**Exercise task:** Answer with a number only: how many lines of the data contain "требования"?

**Material supplied:**

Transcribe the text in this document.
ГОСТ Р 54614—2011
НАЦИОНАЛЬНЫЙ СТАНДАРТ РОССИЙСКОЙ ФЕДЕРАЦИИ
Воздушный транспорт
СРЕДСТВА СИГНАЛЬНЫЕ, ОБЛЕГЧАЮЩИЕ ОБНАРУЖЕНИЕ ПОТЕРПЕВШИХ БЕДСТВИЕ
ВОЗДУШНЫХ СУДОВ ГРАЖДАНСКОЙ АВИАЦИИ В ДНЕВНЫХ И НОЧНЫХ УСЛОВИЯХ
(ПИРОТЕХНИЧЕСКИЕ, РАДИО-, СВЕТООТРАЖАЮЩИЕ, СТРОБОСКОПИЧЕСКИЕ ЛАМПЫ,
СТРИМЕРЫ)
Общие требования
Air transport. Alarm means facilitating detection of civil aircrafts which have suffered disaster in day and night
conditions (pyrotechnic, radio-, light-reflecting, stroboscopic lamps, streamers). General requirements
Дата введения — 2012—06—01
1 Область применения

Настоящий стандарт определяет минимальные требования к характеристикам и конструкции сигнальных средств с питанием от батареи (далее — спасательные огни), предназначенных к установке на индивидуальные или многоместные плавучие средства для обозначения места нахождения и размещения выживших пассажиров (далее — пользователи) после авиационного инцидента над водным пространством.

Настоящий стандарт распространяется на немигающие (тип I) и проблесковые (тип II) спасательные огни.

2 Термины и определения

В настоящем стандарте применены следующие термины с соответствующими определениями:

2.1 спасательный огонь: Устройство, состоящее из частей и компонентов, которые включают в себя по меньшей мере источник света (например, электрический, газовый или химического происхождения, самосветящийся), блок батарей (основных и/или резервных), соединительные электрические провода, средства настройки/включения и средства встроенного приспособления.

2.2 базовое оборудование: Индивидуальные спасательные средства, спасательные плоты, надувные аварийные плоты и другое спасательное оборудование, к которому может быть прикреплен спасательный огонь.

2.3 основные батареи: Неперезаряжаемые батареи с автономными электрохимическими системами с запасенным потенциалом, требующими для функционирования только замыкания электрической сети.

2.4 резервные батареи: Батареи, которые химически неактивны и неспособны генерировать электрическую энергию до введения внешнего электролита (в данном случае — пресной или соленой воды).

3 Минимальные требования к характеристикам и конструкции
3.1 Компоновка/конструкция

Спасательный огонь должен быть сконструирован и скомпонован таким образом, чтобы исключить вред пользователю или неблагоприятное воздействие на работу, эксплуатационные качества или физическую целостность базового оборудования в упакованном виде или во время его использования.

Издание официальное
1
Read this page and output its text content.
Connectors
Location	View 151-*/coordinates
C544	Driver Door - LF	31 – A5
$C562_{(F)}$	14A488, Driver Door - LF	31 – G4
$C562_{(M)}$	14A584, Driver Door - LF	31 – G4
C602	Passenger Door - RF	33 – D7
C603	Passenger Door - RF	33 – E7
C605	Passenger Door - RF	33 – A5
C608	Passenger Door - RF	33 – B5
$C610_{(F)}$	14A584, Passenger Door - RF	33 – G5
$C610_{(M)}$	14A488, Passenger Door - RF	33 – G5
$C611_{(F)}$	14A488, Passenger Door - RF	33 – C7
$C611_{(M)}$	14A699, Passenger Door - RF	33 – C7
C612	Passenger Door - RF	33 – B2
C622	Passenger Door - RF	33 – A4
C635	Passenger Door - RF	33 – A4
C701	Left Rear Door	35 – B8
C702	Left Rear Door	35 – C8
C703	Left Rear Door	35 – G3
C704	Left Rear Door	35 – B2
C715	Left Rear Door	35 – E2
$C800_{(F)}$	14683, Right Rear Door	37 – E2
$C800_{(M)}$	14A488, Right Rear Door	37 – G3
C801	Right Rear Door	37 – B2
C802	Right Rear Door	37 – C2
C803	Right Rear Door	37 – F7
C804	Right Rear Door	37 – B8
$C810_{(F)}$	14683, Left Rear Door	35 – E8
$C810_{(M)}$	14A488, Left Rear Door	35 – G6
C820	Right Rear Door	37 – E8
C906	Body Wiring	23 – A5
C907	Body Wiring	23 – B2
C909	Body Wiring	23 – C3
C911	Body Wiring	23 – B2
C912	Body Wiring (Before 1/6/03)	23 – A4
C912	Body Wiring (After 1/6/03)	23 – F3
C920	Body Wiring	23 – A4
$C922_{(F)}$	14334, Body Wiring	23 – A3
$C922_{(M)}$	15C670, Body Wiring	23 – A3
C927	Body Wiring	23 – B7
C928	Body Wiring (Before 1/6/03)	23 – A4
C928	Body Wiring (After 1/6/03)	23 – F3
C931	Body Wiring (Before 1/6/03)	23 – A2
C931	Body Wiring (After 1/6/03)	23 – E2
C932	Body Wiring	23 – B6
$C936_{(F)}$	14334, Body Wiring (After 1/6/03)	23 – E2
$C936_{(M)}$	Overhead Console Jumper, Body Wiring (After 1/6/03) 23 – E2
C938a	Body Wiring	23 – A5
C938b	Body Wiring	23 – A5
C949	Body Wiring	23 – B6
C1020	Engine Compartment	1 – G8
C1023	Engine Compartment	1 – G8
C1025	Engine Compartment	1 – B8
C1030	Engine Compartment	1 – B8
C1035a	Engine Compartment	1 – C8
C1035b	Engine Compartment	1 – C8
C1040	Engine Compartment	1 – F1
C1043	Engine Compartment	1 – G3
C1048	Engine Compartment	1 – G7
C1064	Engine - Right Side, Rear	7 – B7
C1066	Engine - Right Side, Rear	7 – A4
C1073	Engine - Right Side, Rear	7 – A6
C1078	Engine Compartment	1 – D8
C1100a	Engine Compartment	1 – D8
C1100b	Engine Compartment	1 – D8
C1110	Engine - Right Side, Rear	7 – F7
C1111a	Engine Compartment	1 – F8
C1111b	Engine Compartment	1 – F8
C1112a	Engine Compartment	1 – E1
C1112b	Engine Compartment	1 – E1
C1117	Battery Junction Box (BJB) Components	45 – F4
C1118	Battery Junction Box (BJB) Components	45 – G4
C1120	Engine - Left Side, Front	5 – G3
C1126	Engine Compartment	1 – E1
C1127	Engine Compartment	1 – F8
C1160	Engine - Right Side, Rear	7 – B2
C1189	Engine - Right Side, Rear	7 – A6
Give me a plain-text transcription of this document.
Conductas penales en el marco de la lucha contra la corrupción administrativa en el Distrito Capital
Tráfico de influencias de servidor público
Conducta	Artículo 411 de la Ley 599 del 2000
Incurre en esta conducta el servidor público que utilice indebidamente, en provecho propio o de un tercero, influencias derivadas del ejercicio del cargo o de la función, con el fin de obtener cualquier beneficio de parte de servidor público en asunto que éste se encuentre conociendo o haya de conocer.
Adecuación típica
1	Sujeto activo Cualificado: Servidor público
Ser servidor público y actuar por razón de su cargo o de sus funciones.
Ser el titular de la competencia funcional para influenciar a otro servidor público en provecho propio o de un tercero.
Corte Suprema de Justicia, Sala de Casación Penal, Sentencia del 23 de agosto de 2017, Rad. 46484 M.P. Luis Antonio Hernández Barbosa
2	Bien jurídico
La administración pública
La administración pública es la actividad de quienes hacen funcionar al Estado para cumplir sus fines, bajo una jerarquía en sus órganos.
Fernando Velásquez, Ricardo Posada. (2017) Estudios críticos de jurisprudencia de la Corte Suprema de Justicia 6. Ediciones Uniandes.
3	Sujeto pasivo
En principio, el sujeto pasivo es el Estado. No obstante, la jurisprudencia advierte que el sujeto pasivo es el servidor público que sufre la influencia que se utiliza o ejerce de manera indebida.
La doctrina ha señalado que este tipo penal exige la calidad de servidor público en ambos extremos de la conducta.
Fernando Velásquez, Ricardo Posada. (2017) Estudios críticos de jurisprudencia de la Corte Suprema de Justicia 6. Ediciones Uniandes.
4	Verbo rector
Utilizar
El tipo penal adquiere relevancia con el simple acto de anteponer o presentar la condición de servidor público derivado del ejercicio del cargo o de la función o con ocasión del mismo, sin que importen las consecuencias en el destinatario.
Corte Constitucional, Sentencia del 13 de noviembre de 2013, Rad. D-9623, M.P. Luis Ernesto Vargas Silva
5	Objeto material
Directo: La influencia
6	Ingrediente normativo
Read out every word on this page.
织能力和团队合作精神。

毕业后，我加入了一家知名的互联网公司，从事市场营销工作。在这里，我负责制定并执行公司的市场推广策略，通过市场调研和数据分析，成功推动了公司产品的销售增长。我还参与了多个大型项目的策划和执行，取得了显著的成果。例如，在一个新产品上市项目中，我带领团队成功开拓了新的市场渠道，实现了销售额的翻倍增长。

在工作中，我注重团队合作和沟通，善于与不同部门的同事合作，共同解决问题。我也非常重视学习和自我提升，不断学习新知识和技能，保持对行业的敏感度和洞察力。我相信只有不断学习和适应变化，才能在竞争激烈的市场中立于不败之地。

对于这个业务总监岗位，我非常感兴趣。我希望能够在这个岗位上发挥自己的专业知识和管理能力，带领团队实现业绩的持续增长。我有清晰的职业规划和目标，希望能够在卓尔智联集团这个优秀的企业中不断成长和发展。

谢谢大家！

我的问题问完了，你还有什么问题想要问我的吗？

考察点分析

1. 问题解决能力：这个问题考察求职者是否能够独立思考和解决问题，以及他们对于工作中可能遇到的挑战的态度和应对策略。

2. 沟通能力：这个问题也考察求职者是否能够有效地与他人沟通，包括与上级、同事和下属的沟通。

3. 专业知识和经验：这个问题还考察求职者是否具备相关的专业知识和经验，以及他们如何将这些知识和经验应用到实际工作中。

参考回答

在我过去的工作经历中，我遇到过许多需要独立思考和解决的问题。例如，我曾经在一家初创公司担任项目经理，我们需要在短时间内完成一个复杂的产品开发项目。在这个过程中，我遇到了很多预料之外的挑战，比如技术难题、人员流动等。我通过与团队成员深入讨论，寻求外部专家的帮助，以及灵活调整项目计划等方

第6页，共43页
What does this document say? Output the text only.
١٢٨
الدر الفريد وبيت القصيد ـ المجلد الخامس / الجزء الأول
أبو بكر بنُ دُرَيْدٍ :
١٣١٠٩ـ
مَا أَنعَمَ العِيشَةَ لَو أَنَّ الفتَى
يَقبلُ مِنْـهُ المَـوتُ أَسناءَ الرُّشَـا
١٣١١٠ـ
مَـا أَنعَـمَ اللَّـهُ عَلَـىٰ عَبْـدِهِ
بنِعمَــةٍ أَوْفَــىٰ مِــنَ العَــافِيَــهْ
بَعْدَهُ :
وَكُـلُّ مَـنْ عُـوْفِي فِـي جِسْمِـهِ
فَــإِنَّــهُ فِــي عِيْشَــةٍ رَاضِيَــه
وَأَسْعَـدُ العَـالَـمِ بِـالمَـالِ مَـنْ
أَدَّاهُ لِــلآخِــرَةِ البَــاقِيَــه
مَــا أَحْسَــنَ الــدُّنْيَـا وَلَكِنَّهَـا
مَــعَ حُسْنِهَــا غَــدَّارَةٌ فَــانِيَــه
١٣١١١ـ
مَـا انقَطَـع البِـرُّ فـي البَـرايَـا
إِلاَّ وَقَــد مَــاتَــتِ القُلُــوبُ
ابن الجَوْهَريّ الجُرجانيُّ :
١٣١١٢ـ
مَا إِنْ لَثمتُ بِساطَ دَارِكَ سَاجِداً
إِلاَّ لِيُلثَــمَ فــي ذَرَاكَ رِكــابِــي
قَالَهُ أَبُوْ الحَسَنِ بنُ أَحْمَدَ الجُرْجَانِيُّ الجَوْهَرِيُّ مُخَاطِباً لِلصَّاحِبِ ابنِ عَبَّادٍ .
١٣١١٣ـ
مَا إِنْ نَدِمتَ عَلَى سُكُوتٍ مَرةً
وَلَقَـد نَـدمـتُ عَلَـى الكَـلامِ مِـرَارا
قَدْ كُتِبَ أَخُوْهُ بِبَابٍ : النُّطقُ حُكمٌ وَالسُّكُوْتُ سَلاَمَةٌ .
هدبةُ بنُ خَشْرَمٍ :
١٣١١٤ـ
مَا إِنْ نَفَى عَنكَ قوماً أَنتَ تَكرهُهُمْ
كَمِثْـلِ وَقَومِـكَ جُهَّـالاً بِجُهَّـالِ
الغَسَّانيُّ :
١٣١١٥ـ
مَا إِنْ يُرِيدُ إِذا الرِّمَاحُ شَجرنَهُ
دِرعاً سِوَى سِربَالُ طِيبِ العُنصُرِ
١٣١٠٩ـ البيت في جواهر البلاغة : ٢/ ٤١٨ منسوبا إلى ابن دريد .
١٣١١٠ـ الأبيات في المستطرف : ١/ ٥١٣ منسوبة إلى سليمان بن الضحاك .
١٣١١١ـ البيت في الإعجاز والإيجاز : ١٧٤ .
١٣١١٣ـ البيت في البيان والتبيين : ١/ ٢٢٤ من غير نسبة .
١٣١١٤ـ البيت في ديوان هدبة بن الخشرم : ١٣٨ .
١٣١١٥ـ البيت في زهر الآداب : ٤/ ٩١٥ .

**Answer to the task:** 3